Written instruction: An exact copy of every record is needed.
Begin
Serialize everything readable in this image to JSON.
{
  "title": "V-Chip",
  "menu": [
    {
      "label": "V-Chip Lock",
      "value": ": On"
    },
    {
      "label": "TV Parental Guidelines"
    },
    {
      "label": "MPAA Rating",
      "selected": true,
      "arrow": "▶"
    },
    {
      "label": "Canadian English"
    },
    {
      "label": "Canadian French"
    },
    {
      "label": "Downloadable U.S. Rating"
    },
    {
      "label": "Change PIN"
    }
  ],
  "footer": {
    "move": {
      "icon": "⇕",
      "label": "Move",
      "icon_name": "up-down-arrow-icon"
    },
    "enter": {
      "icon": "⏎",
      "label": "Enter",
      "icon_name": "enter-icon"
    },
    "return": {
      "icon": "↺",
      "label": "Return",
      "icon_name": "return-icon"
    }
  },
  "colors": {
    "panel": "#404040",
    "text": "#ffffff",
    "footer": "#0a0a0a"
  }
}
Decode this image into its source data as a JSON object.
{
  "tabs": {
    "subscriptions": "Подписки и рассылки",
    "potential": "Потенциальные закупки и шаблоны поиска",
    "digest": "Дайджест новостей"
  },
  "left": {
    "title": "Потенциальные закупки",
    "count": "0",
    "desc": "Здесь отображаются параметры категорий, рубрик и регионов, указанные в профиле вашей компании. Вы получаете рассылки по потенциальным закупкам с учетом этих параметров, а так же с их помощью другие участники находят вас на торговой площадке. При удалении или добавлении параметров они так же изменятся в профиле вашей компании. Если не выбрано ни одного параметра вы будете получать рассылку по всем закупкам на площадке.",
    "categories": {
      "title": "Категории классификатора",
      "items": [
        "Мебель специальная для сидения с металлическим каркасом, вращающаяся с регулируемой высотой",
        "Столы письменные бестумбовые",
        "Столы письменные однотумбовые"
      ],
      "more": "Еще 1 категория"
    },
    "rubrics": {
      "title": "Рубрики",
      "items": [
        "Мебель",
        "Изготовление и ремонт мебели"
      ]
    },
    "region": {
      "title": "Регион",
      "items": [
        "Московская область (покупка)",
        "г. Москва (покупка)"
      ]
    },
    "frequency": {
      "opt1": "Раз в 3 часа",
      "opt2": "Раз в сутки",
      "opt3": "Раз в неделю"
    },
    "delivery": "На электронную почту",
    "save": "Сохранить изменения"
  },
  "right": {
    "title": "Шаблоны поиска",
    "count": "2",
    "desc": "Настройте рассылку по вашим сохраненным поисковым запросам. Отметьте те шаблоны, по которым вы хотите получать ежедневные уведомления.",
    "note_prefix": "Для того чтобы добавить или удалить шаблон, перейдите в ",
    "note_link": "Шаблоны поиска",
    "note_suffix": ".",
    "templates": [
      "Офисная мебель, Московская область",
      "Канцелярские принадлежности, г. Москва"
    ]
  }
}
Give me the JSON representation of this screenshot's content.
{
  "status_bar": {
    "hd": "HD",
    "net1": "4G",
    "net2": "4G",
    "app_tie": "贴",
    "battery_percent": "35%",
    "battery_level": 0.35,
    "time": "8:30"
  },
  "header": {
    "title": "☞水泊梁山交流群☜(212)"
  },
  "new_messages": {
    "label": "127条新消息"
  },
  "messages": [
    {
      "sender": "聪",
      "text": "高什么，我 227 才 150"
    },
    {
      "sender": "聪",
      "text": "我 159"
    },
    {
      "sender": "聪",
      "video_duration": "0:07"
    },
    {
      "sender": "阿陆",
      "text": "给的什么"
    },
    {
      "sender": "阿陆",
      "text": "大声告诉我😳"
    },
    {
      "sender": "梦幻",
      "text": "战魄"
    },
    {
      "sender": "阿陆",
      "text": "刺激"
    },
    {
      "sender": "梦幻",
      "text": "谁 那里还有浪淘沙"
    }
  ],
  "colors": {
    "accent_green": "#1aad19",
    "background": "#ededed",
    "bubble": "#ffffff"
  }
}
End
Full output:
Serialize everything readable in this image to JSON.
{
  "title": "V-Chip",
  "menu": [
    {
      "label": "V-Chip Lock",
      "value": ": On"
    },
    {
      "label": "TV Parental Guidelines"
    },
    {
      "label": "MPAA Rating",
      "selected": true,
      "arrow": "▶"
    },
    {
      "label": "Canadian English"
    },
    {
      "label": "Canadian French"
    },
    {
      "label": "Downloadable U.S. Rating"
    },
    {
      "label": "Change PIN"
    }
  ],
  "footer": {
    "move": {
      "icon": "⇕",
      "label": "Move",
      "icon_name": "up-down-arrow-icon"
    },
    "enter": {
      "icon": "⏎",
      "label": "Enter",
      "icon_name": "enter-icon"
    },
    "return": {
      "icon": "↺",
      "label": "Return",
      "icon_name": "return-icon"
    }
  },
  "colors": {
    "panel": "#404040",
    "text": "#ffffff",
    "footer": "#0a0a0a"
  }
}
Decode this image into its source data as a JSON object.
{
  "tabs": {
    "subscriptions": "Подписки и рассылки",
    "potential": "Потенциальные закупки и шаблоны поиска",
    "digest": "Дайджест новостей"
  },
  "left": {
    "title": "Потенциальные закупки",
    "count": "0",
    "desc": "Здесь отображаются параметры категорий, рубрик и регионов, указанные в профиле вашей компании. Вы получаете рассылки по потенциальным закупкам с учетом этих параметров, а так же с их помощью другие участники находят вас на торговой площадке. При удалении или добавлении параметров они так же изменятся в профиле вашей компании. Если не выбрано ни одного параметра вы будете получать рассылку по всем закупкам на площадке.",
    "categories": {
      "title": "Категории классификатора",
      "items": [
        "Мебель специальная для сидения с металлическим каркасом, вращающаяся с регулируемой высотой",
        "Столы письменные бестумбовые",
        "Столы письменные однотумбовые"
      ],
      "more": "Еще 1 категория"
    },
    "rubrics": {
      "title": "Рубрики",
      "items": [
        "Мебель",
        "Изготовление и ремонт мебели"
      ]
    },
    "region": {
      "title": "Регион",
      "items": [
        "Московская область (покупка)",
        "г. Москва (покупка)"
      ]
    },
    "frequency": {
      "opt1": "Раз в 3 часа",
      "opt2": "Раз в сутки",
      "opt3": "Раз в неделю"
    },
    "delivery": "На электронную почту",
    "save": "Сохранить изменения"
  },
  "right": {
    "title": "Шаблоны поиска",
    "count": "2",
    "desc": "Настройте рассылку по вашим сохраненным поисковым запросам. Отметьте те шаблоны, по которым вы хотите получать ежедневные уведомления.",
    "note_prefix": "Для того чтобы добавить или удалить шаблон, перейдите в ",
    "note_link": "Шаблоны поиска",
    "note_suffix": ".",
    "templates": [
      "Офисная мебель, Московская область",
      "Канцелярские принадлежности, г. Москва"
    ]
  }
}
Give me the JSON representation of this screenshot's content.
{
  "status_bar": {
    "hd": "HD",
    "net1": "4G",
    "net2": "4G",
    "app_tie": "贴",
    "battery_percent": "35%",
    "battery_level": 0.35,
    "time": "8:30"
  },
  "header": {
    "title": "☞水泊梁山交流群☜(212)"
  },
  "new_messages": {
    "label": "127条新消息"
  },
  "messages": [
    {
      "sender": "聪",
      "text": "高什么，我 227 才 150"
    },
    {
      "sender": "聪",
      "text": "我 159"
    },
    {
      "sender": "聪",
      "video_duration": "0:07"
    },
    {
      "sender": "阿陆",
      "text": "给的什么"
    },
    {
      "sender": "阿陆",
      "text": "大声告诉我😳"
    },
    {
      "sender": "梦幻",
      "text": "战魄"
    },
    {
      "sender": "阿陆",
      "text": "刺激"
    },
    {
      "sender": "梦幻",
      "text": "谁 那里还有浪淘沙"
    }
  ],
  "colors": {
    "accent_green": "#1aad19",
    "background": "#ededed",
    "bubble": "#ffffff"
  }
}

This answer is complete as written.